====== Extracted data ======

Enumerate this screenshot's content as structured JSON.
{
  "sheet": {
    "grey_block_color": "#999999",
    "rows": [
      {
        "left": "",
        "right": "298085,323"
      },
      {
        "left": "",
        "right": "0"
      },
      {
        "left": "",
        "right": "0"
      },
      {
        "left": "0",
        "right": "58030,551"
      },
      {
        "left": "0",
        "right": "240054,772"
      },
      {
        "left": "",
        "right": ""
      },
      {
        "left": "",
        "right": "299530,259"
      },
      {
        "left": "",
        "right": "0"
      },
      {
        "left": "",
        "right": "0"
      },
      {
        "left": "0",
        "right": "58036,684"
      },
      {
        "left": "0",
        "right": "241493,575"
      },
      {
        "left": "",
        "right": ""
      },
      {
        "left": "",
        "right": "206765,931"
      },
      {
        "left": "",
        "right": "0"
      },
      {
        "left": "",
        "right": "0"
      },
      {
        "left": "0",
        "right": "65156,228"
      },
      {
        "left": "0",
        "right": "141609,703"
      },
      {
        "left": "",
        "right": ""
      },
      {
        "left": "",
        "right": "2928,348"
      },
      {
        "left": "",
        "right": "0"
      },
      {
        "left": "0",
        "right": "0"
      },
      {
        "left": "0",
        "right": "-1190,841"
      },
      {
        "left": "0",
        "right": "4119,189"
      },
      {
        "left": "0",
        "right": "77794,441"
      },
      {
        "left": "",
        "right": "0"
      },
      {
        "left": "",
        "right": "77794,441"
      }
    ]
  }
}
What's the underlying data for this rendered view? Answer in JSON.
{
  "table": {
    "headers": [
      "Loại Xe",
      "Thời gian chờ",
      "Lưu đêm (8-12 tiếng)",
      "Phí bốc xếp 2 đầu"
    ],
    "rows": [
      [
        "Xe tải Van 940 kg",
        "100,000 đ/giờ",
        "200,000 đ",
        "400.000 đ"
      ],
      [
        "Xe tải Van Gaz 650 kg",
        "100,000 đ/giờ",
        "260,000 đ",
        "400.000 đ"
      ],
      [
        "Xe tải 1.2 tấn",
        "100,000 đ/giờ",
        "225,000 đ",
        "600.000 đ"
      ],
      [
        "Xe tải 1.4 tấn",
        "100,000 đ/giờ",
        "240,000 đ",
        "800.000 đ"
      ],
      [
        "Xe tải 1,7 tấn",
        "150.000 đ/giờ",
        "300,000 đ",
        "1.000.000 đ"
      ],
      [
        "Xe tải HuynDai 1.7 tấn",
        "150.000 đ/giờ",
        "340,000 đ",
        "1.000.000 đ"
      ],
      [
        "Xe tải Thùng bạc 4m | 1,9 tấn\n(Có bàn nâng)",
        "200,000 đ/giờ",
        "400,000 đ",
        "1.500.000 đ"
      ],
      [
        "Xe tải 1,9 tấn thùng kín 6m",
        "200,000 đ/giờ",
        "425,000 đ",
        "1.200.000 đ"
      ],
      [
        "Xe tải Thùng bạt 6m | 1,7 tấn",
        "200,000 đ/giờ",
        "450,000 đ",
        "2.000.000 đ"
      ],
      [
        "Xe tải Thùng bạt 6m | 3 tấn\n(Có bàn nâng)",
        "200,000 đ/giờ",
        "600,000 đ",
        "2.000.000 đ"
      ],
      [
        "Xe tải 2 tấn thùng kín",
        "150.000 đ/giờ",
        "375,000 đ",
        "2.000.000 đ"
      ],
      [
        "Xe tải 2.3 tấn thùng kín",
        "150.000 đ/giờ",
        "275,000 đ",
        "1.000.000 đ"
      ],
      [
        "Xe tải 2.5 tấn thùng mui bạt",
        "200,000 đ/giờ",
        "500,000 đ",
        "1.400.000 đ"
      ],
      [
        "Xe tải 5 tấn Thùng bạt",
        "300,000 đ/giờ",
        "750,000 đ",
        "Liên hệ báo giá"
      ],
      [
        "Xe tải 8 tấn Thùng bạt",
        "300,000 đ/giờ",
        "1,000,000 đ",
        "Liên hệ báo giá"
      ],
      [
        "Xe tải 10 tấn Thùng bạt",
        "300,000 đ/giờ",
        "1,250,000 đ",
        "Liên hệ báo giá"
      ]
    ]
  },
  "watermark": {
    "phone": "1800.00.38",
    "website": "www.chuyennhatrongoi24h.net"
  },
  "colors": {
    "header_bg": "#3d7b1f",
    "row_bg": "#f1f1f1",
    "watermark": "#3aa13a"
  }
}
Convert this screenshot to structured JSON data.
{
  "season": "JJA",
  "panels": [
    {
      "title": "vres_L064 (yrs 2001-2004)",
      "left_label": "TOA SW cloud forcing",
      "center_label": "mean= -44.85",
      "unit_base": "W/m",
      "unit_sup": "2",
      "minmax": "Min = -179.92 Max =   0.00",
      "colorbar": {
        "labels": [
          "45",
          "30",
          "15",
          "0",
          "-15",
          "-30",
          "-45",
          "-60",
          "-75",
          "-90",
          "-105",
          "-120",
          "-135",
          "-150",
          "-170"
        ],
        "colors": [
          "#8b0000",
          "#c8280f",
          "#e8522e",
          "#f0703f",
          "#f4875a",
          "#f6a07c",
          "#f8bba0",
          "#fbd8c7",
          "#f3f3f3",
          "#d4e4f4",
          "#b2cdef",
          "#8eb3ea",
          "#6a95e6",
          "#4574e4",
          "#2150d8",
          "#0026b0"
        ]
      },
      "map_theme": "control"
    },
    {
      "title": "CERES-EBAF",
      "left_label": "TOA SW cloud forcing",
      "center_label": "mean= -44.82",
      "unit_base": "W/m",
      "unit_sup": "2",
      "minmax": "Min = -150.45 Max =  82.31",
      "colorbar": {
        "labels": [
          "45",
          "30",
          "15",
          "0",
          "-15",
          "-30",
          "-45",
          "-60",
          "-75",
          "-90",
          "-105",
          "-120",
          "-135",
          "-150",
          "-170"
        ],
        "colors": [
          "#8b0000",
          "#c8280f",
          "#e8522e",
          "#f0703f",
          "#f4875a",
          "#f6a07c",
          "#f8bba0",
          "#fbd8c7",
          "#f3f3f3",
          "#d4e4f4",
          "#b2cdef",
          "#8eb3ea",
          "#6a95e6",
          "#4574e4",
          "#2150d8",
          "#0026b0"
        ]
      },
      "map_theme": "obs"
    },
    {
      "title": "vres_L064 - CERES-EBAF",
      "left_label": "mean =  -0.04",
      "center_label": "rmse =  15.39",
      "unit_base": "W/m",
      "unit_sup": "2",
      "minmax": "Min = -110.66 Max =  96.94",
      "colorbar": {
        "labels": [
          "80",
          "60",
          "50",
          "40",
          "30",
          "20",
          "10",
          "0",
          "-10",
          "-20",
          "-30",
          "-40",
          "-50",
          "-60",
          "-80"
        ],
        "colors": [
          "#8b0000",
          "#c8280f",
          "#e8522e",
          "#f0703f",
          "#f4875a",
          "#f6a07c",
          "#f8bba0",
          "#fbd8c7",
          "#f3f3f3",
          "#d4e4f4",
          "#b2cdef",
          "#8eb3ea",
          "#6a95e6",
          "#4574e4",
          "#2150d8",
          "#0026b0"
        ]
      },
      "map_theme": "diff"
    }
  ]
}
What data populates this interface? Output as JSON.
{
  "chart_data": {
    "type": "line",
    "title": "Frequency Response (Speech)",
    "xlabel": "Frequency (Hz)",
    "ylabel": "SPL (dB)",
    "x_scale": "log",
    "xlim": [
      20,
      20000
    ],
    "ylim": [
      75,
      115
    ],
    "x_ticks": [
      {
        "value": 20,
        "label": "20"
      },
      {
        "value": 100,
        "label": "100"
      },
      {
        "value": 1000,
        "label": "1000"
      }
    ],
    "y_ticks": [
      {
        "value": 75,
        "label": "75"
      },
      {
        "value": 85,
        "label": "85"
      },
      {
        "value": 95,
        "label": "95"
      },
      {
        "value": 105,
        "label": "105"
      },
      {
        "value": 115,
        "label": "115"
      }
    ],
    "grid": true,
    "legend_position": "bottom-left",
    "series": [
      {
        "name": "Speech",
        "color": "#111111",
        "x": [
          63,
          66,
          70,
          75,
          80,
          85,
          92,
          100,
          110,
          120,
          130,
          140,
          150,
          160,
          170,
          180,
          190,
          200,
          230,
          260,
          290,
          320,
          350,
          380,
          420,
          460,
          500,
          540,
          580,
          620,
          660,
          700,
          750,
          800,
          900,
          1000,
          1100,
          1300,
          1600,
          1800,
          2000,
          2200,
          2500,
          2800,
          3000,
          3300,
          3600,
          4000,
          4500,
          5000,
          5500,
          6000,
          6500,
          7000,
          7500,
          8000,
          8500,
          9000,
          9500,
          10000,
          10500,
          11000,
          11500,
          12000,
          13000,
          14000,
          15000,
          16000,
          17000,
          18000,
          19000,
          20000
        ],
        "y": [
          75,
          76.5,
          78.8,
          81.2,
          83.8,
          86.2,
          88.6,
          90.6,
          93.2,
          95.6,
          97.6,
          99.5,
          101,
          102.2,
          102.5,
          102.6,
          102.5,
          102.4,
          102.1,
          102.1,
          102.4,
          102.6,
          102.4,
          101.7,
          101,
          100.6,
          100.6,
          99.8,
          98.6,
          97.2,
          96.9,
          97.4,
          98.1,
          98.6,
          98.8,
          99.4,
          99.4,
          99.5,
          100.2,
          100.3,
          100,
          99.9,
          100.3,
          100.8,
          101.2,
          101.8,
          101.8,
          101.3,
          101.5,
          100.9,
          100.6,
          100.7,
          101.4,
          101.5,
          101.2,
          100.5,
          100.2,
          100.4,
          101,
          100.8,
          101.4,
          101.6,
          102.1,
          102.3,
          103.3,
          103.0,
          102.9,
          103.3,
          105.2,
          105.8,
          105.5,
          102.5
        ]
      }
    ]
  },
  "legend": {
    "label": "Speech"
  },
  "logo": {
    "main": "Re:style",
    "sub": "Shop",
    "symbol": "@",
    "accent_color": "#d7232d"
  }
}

======

Indicate how many lines of the material include the word "EBAF"; the number alone is required.

__Exercise response__
2